Challenge = Write the number of lines holding the word "name", and nothing else.

------ Supplied material

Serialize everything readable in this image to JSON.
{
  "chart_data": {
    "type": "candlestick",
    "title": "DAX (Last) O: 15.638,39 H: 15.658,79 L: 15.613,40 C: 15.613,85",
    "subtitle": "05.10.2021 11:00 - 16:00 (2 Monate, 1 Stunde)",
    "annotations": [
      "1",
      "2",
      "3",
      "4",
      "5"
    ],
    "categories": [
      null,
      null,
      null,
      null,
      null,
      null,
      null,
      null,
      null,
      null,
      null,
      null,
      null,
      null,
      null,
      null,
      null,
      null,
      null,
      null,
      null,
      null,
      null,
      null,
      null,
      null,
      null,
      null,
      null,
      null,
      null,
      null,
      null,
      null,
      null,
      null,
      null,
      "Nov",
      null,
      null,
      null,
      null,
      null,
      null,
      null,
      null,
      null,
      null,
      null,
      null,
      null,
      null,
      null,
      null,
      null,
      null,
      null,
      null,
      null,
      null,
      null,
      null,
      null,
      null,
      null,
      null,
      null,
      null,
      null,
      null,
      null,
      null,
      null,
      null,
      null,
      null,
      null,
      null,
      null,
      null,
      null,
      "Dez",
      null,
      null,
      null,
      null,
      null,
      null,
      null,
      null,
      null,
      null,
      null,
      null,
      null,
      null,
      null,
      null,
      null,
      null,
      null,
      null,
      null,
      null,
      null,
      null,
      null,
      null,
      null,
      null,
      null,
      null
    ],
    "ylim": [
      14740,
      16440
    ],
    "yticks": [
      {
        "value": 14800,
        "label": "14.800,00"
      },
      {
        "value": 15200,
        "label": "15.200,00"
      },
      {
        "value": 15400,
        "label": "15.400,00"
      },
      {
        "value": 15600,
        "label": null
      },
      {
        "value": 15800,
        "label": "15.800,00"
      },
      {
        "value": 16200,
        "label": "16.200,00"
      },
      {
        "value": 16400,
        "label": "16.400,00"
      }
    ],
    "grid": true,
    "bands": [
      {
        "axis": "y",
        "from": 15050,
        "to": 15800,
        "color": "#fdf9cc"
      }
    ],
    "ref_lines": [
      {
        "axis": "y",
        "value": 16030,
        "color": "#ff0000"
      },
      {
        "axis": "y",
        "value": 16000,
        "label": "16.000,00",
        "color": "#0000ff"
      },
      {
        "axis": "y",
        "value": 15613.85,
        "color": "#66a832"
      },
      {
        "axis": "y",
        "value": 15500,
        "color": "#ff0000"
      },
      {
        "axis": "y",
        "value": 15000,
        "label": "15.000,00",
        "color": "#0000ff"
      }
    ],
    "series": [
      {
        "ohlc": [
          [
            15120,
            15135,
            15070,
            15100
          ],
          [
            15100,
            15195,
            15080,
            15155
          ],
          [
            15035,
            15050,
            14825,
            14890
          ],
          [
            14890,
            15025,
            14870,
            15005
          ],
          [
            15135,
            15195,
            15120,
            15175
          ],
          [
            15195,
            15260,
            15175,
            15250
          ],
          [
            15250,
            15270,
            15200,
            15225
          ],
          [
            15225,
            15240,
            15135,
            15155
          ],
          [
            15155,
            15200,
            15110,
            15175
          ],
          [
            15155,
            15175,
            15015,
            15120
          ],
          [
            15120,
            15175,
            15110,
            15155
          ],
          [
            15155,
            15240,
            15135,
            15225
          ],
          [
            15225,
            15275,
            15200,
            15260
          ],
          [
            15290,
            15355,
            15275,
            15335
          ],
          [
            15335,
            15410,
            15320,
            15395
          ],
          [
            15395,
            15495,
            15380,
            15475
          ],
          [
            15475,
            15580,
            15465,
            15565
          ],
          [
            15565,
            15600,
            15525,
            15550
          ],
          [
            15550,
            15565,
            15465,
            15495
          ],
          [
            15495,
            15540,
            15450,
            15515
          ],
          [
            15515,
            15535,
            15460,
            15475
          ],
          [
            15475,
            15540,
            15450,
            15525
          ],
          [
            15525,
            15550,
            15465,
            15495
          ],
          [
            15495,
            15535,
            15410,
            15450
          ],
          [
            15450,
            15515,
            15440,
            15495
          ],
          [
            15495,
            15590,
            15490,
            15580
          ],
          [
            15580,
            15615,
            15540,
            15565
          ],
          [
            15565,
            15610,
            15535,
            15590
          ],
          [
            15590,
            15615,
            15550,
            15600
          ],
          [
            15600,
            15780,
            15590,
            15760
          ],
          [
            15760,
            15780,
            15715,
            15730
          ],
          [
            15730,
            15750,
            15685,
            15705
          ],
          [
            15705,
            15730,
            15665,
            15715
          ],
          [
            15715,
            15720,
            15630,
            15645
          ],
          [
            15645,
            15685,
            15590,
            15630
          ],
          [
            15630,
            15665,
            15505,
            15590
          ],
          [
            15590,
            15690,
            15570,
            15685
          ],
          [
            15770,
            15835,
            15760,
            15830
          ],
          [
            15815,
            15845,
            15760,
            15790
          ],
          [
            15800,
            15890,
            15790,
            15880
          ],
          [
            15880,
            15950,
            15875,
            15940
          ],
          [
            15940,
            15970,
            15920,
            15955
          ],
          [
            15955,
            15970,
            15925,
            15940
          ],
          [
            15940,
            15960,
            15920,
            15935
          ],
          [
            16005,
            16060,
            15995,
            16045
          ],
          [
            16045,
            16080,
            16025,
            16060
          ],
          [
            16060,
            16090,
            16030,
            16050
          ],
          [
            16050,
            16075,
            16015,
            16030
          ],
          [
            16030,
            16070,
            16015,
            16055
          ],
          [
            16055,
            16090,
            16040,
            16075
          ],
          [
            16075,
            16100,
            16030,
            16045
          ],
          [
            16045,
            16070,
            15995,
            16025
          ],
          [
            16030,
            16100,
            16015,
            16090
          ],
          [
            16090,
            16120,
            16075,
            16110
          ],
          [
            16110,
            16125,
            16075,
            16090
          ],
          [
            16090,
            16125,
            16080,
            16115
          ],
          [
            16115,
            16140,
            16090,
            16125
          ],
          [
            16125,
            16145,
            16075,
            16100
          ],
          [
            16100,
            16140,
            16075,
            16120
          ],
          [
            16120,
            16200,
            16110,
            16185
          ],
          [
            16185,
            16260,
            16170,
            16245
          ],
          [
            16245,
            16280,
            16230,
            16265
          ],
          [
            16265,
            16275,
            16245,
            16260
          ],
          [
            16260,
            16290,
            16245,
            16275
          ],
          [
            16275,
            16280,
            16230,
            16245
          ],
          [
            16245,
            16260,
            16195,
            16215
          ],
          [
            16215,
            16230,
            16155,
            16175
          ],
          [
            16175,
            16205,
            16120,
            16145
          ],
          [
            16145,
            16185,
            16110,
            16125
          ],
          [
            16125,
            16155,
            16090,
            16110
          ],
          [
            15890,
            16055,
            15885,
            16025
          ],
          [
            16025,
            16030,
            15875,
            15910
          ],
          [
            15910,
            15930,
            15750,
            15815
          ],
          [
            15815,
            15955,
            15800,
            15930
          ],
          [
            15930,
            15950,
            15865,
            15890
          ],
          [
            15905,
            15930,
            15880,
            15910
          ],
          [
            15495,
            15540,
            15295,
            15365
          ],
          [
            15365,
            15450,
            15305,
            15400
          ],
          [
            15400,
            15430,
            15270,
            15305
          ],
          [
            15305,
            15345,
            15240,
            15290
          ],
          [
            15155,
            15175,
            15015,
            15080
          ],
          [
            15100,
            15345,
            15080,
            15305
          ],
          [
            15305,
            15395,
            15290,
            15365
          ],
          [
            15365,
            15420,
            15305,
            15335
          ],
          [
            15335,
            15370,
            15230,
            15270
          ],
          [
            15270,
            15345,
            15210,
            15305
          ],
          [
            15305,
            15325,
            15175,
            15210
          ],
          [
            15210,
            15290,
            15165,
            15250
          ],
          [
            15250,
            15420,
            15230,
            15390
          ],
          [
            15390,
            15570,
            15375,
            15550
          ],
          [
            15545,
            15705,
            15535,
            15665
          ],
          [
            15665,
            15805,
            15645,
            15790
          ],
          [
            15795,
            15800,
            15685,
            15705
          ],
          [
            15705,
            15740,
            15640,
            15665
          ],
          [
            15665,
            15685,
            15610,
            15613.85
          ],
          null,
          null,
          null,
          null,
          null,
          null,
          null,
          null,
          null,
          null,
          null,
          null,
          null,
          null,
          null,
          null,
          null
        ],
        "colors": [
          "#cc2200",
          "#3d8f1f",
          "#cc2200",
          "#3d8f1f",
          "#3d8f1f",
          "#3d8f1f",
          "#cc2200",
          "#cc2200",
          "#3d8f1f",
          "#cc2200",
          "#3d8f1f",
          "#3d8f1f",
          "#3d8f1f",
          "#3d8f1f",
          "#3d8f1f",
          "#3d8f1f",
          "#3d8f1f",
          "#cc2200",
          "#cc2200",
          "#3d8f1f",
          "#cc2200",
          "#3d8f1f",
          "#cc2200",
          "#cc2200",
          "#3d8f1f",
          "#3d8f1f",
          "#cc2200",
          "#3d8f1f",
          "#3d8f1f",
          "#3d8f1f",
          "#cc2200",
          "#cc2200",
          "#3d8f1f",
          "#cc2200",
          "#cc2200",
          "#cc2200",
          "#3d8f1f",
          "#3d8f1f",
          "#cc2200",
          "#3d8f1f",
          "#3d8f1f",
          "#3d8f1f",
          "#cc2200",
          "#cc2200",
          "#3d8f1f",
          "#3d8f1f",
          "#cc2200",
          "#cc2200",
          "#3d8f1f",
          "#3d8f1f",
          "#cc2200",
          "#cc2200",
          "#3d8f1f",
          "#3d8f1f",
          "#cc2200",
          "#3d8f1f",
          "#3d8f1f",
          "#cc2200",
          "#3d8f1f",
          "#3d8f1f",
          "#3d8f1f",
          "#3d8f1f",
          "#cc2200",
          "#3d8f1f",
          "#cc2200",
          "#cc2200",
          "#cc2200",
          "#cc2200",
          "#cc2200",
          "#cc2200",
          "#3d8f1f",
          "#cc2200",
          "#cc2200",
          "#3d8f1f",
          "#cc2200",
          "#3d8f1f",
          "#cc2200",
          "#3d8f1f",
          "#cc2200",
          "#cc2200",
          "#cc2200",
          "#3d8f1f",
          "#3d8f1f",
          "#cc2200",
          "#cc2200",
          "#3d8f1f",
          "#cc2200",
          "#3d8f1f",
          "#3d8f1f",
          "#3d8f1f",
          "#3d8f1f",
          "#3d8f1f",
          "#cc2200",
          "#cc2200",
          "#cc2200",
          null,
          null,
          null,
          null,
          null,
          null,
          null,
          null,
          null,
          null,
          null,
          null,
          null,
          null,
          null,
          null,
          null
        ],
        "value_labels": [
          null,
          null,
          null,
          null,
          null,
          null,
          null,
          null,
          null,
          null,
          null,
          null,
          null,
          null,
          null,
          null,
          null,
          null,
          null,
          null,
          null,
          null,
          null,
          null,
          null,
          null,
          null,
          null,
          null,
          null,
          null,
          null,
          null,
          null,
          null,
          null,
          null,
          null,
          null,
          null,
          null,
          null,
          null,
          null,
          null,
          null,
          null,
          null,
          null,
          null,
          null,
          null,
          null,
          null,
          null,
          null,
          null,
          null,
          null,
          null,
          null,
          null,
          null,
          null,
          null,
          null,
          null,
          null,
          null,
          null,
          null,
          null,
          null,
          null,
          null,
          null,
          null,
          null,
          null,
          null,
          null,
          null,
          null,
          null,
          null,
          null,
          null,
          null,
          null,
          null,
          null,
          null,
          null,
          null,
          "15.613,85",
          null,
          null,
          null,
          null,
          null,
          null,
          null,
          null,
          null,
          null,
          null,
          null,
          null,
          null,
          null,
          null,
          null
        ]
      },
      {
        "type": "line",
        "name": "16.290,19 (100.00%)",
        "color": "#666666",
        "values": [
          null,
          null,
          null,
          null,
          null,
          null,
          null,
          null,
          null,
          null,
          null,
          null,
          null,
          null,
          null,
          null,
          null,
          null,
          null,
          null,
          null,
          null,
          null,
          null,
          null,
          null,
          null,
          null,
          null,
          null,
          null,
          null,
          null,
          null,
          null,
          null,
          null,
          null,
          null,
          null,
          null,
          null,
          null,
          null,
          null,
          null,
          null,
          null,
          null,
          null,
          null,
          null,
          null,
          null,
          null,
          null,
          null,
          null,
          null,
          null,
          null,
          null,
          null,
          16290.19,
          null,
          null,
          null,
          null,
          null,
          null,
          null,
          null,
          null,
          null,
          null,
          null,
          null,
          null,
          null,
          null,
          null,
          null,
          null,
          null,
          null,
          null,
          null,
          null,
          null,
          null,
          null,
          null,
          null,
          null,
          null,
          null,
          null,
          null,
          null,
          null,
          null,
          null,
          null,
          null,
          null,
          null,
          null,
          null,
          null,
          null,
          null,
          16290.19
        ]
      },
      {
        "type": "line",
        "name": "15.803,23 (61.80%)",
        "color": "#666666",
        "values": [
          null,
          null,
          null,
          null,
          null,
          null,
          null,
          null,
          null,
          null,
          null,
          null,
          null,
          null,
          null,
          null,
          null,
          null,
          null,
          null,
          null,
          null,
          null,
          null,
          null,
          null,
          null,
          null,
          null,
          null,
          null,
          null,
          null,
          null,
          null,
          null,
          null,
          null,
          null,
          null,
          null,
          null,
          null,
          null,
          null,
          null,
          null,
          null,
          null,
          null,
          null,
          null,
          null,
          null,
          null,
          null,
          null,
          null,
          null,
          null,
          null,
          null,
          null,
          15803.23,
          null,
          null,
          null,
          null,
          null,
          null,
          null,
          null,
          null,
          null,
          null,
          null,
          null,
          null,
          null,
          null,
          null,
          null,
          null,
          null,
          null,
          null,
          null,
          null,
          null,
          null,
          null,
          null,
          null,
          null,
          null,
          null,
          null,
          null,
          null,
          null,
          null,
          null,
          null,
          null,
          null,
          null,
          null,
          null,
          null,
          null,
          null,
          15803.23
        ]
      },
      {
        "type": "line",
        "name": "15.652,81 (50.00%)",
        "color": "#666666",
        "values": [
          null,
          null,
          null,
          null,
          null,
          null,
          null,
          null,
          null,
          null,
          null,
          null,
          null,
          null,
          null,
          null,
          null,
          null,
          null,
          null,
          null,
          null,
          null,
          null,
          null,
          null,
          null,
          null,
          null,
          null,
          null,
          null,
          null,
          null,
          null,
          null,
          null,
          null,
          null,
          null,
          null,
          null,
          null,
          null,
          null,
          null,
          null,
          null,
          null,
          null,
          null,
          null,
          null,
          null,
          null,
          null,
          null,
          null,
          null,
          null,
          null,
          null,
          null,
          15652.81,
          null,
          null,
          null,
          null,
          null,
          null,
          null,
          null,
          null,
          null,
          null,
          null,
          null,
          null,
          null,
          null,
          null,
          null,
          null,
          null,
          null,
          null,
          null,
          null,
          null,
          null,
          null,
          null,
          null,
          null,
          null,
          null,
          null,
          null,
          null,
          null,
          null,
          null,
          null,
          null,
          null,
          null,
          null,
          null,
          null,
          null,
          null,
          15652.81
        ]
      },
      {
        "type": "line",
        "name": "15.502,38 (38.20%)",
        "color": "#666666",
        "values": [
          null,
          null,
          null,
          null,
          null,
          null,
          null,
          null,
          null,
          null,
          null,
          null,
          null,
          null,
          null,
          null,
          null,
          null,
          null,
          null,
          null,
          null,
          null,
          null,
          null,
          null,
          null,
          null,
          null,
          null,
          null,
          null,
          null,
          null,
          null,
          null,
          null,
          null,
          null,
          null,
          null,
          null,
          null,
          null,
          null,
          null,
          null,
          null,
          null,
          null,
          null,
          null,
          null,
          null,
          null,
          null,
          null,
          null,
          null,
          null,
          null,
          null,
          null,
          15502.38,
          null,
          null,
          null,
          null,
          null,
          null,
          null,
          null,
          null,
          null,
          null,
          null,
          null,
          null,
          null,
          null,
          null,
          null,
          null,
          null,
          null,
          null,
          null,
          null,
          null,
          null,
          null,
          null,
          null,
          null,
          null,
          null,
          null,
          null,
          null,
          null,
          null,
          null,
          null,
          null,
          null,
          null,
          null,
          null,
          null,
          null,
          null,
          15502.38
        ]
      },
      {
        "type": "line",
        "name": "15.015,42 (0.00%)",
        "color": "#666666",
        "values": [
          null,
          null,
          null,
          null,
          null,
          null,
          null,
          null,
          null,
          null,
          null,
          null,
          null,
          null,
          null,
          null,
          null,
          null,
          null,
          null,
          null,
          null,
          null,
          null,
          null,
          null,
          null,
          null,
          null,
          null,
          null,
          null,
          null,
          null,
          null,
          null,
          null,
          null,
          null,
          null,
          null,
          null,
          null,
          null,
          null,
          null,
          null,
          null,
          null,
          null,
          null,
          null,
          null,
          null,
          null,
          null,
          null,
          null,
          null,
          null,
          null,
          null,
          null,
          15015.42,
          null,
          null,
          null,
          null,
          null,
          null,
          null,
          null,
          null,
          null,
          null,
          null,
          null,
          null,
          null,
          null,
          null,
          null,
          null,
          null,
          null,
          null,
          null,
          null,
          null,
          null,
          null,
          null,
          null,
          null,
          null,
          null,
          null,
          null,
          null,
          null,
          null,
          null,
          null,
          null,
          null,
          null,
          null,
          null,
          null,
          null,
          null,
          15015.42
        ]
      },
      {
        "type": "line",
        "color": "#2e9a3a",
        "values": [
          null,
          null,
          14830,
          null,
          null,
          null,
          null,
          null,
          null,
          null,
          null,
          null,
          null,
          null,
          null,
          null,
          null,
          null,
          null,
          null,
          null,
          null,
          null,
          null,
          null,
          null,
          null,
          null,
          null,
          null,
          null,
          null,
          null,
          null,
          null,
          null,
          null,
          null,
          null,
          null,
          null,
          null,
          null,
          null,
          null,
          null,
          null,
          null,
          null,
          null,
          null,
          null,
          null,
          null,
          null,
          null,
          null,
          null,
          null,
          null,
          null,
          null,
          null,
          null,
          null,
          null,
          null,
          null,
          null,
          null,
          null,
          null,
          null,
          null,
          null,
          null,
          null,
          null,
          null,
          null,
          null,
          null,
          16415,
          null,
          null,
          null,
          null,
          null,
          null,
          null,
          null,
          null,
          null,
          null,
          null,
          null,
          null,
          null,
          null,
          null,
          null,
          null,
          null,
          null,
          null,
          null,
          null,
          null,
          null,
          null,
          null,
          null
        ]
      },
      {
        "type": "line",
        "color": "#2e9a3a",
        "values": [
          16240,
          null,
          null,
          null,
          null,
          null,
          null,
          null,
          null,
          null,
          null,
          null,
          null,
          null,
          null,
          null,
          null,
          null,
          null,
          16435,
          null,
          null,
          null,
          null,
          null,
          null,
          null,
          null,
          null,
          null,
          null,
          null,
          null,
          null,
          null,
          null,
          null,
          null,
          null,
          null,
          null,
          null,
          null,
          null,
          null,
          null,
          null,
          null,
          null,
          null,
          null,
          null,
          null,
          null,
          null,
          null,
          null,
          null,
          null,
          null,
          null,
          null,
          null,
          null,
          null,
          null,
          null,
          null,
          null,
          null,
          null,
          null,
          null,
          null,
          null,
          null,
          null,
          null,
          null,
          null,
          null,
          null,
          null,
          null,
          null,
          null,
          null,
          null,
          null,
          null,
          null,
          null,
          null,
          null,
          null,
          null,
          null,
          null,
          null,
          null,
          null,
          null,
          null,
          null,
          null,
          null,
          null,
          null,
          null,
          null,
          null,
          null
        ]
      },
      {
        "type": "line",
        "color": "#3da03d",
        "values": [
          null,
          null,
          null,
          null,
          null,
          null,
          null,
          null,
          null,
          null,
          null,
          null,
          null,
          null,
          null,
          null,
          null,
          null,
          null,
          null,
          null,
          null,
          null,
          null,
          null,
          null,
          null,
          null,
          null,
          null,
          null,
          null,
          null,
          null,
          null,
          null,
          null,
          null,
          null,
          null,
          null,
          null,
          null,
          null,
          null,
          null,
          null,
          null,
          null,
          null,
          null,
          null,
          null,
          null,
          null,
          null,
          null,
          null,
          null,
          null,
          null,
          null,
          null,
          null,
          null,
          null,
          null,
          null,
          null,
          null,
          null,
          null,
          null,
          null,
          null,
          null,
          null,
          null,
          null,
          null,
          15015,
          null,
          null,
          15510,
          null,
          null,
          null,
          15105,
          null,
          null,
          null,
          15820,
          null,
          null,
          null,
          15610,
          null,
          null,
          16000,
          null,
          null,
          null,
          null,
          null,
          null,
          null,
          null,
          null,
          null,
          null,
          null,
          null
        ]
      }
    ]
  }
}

------------

Expected output = 5